- EXERCISE DATA
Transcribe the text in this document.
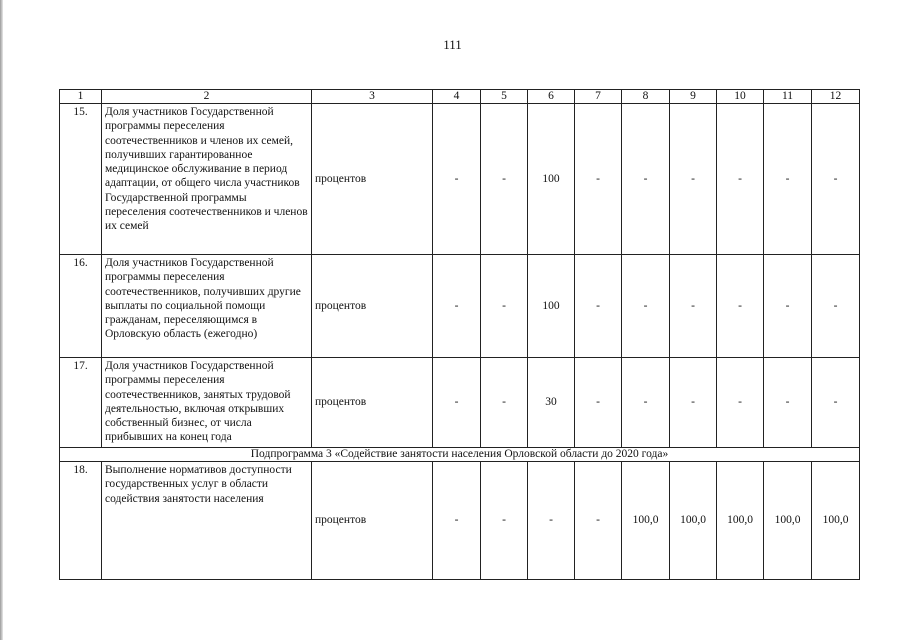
111
1	2	3	4	5	6	7	8	9	10	11	12
15.	Доля участников Государственной программы переселения соотечественников и членов их семей, получивших гарантированное медицинское обслуживание в период адаптации, от общего числа участников Государственной программы переселения соотечественников и членов их семей	процентов	-	-	100	-	-	-	-	-	-
16.	Доля участников Государственной программы переселения соотечественников, получивших другие выплаты по социальной помощи гражданам, переселяющимся в Орловскую область (ежегодно)	процентов	-	-	100	-	-	-	-	-	-
17.	Доля участников Государственной программы переселения соотечественников, занятых трудовой деятельностью, включая открывших собственный бизнес, от числа прибывших на конец года	процентов	-	-	30	-	-	-	-	-	-
Подпрограмма 3 «Содействие занятости населения Орловской области до 2020 года»											
18.	Выполнение нормативов доступности государственных услуг в области содействия занятости населения	процентов	-	-	-	-	100,0	100,0	100,0	100,0	100,0
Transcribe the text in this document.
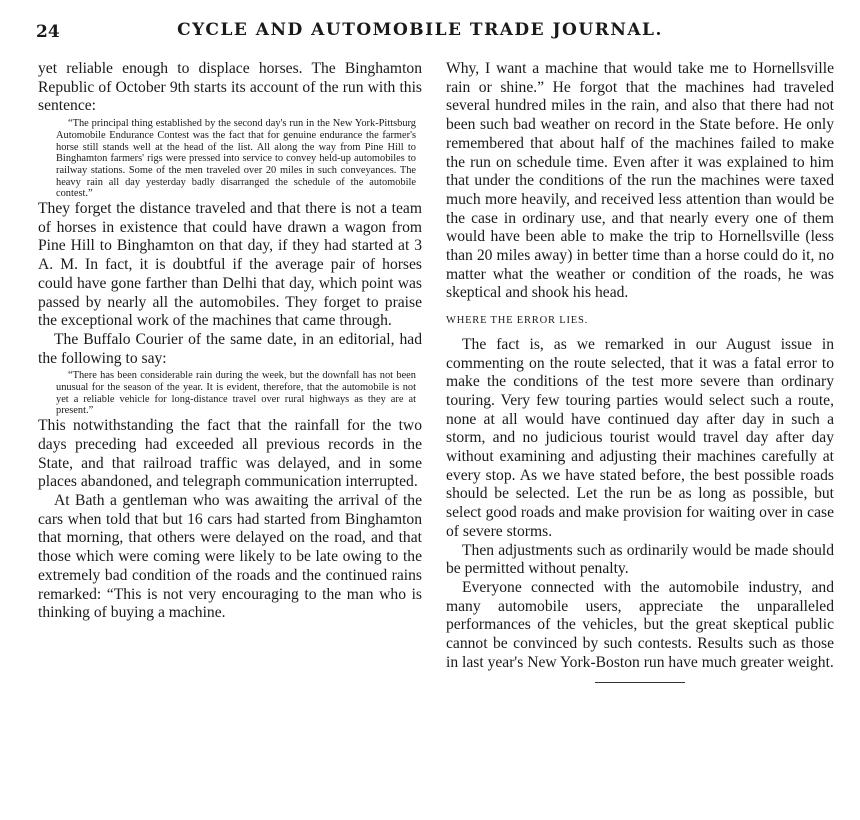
24	CYCLE AND AUTOMOBILE TRADE JOURNAL.

yet reliable enough to displace horses. The Binghamton Republic of October 9th starts its account of the run with this sentence:

“The principal thing established by the second day's run in the New York-Pittsburg Automobile Endurance Contest was the fact that for genuine endurance the farmer's horse still stands well at the head of the list. All along the way from Pine Hill to Binghamton farmers' rigs were pressed into service to convey held-up automobiles to railway stations. Some of the men traveled over 20 miles in such conveyances. The heavy rain all day yesterday badly disarranged the schedule of the automobile contest.”

They forget the distance traveled and that there is not a team of horses in existence that could have drawn a wagon from Pine Hill to Binghamton on that day, if they had started at 3 A. M. In fact, it is doubtful if the average pair of horses could have gone farther than Delhi that day, which point was passed by nearly all the automobiles. They forget to praise the exceptional work of the machines that came through.

The Buffalo Courier of the same date, in an editorial, had the following to say:

“There has been considerable rain during the week, but the downfall has not been unusual for the season of the year. It is evident, therefore, that the automobile is not yet a reliable vehicle for long-distance travel over rural highways as they are at present.”

This notwithstanding the fact that the rainfall for the two days preceding had exceeded all previous records in the State, and that railroad traffic was delayed, and in some places abandoned, and telegraph communication interrupted.

At Bath a gentleman who was awaiting the arrival of the cars when told that but 16 cars had started from Binghamton that morning, that others were delayed on the road, and that those which were coming were likely to be late owing to the extremely bad condition of the roads and the continued rains remarked: “This is not very encouraging to the man who is thinking of buying a machine.

Why, I want a machine that would take me to Hornellsville rain or shine.” He forgot that the machines had traveled several hundred miles in the rain, and also that there had not been such bad weather on record in the State before. He only remembered that about half of the machines failed to make the run on schedule time. Even after it was explained to him that under the conditions of the run the machines were taxed much more heavily, and received less attention than would be the case in ordinary use, and that nearly every one of them would have been able to make the trip to Hornellsville (less than 20 miles away) in better time than a horse could do it, no matter what the weather or condition of the roads, he was skeptical and shook his head.

WHERE THE ERROR LIES.

The fact is, as we remarked in our August issue in commenting on the route selected, that it was a fatal error to make the conditions of the test more severe than ordinary touring. Very few touring parties would select such a route, none at all would have continued day after day in such a storm, and no judicious tourist would travel day after day without examining and adjusting their machines carefully at every stop. As we have stated before, the best possible roads should be selected. Let the run be as long as possible, but select good roads and make provision for waiting over in case of severe storms.

Then adjustments such as ordinarily would be made should be permitted without penalty.

Everyone connected with the automobile industry, and many automobile users, appreciate the unparalleled performances of the vehicles, but the great skeptical public cannot be convinced by such contests. Results such as those in last year's New York-Boston run have much greater weight.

- GOAL OF THE EXERCISE
Filter the listing above by the word "year"; copy each line that passes.

- TASK OUTPUT
“There has been considerable rain during the week, but the downfall has not been unusual for the season of the year. It is evident, therefore, that the automobile is not yet a reliable vehicle for long-distance travel over rural highways as they are at present.”
Everyone connected with the automobile industry, and many automobile users, appreciate the unparalleled performances of the vehicles, but the great skeptical public cannot be convinced by such contests. Results such as those in last year's New York-Boston run have much greater weight.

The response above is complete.